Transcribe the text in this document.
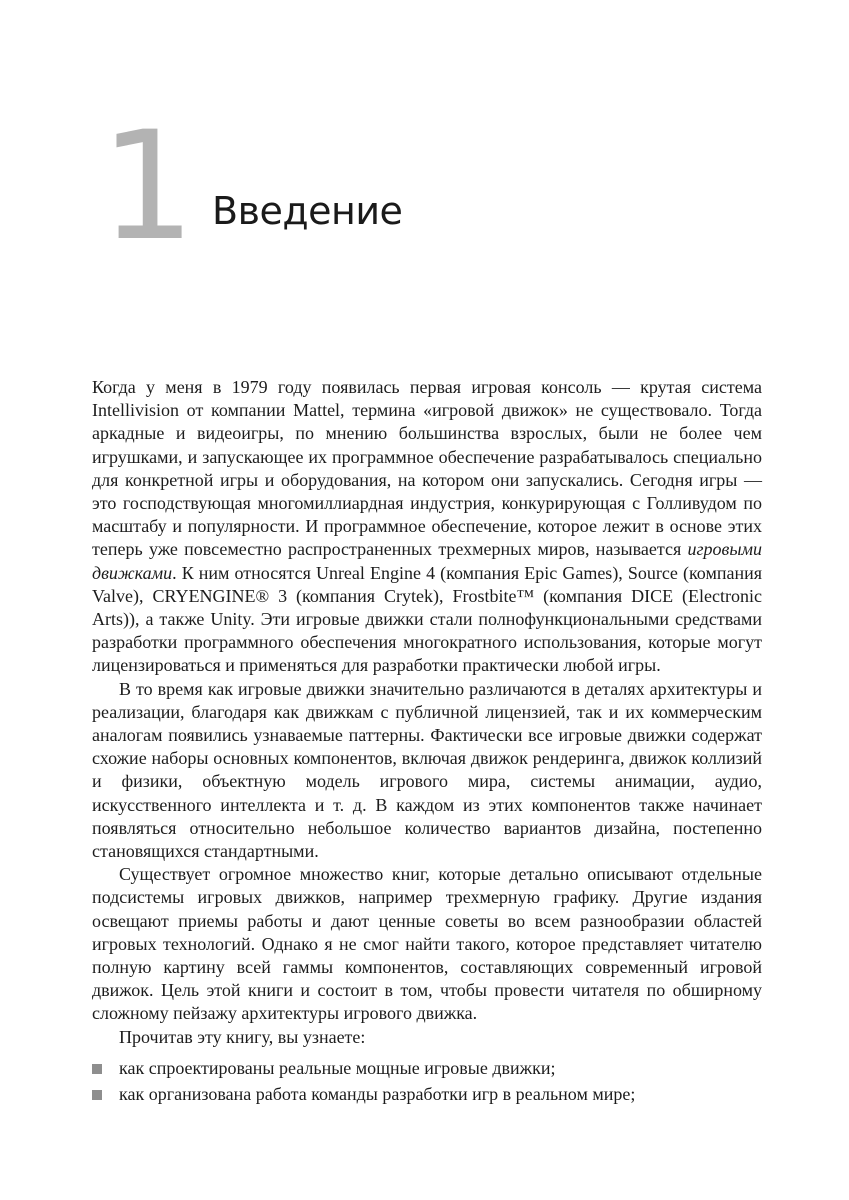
1 Введение

Когда у меня в 1979 году появилась первая игровая консоль — крутая система Intellivision от компании Mattel, термина «игровой движок» не существовало. Тогда аркадные и видеоигры, по мнению большинства взрослых, были не более чем игрушками, и запускающее их программное обеспечение разрабатывалось специально для конкретной игры и оборудования, на котором они запускались. Сегодня игры — это господствующая многомиллиардная индустрия, конкурирующая с Голливудом по масштабу и популярности. И программное обеспечение, которое лежит в основе этих теперь уже повсеместно распространенных трехмерных миров, называется игровыми движками. К ним относятся Unreal Engine 4 (компания Epic Games), Source (компания Valve), CRYENGINE® 3 (компания Crytek), Frostbite™ (компания DICE (Electronic Arts)), а также Unity. Эти игровые движки стали полнофункциональными средствами разработки программного обеспечения многократного использования, которые могут лицензироваться и применяться для разработки практически любой игры.

В то время как игровые движки значительно различаются в деталях архитектуры и реализации, благодаря как движкам с публичной лицензией, так и их коммерческим аналогам появились узнаваемые паттерны. Фактически все игровые движки содержат схожие наборы основных компонентов, включая движок рендеринга, движок коллизий и физики, объектную модель игрового мира, системы анимации, аудио, искусственного интеллекта и т. д. В каждом из этих компонентов также начинает появляться относительно небольшое количество вариантов дизайна, постепенно становящихся стандартными.

Существует огромное множество книг, которые детально описывают отдельные подсистемы игровых движков, например трехмерную графику. Другие издания освещают приемы работы и дают ценные советы во всем разнообразии областей игровых технологий. Однако я не смог найти такого, которое представляет читателю полную картину всей гаммы компонентов, составляющих современный игровой движок. Цель этой книги и состоит в том, чтобы провести читателя по обширному сложному пейзажу архитектуры игрового движка.

Прочитав эту книгу, вы узнаете:

как спроектированы реальные мощные игровые движки;
как организована работа команды разработки игр в реальном мире;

> [TASK GOAL]: Output a faithful copy of the data, with each picture left out.

> [FINAL RESULT]:
Transcribe the text in this document.
1 Введение

Когда у меня в 1979 году появилась первая игровая консоль — крутая система Intellivision от компании Mattel, термина «игровой движок» не существовало. Тогда аркадные и видеоигры, по мнению большинства взрослых, были не более чем игрушками, и запускающее их программное обеспечение разрабатывалось специально для конкретной игры и оборудования, на котором они запускались. Сегодня игры — это господствующая многомиллиардная индустрия, конкурирующая с Голливудом по масштабу и популярности. И программное обеспечение, которое лежит в основе этих теперь уже повсеместно распространенных трехмерных миров, называется игровыми движками. К ним относятся Unreal Engine 4 (компания Epic Games), Source (компания Valve), CRYENGINE® 3 (компания Crytek), Frostbite™ (компания DICE (Electronic Arts)), а также Unity. Эти игровые движки стали полнофункциональными средствами разработки программного обеспечения многократного использования, которые могут лицензироваться и применяться для разработки практически любой игры.

В то время как игровые движки значительно различаются в деталях архитектуры и реализации, благодаря как движкам с публичной лицензией, так и их коммерческим аналогам появились узнаваемые паттерны. Фактически все игровые движки содержат схожие наборы основных компонентов, включая движок рендеринга, движок коллизий и физики, объектную модель игрового мира, системы анимации, аудио, искусственного интеллекта и т. д. В каждом из этих компонентов также начинает появляться относительно небольшое количество вариантов дизайна, постепенно становящихся стандартными.

Существует огромное множество книг, которые детально описывают отдельные подсистемы игровых движков, например трехмерную графику. Другие издания освещают приемы работы и дают ценные советы во всем разнообразии областей игровых технологий. Однако я не смог найти такого, которое представляет читателю полную картину всей гаммы компонентов, составляющих современный игровой движок. Цель этой книги и состоит в том, чтобы провести читателя по обширному сложному пейзажу архитектуры игрового движка.

Прочитав эту книгу, вы узнаете:

как спроектированы реальные мощные игровые движки;
как организована работа команды разработки игр в реальном мире;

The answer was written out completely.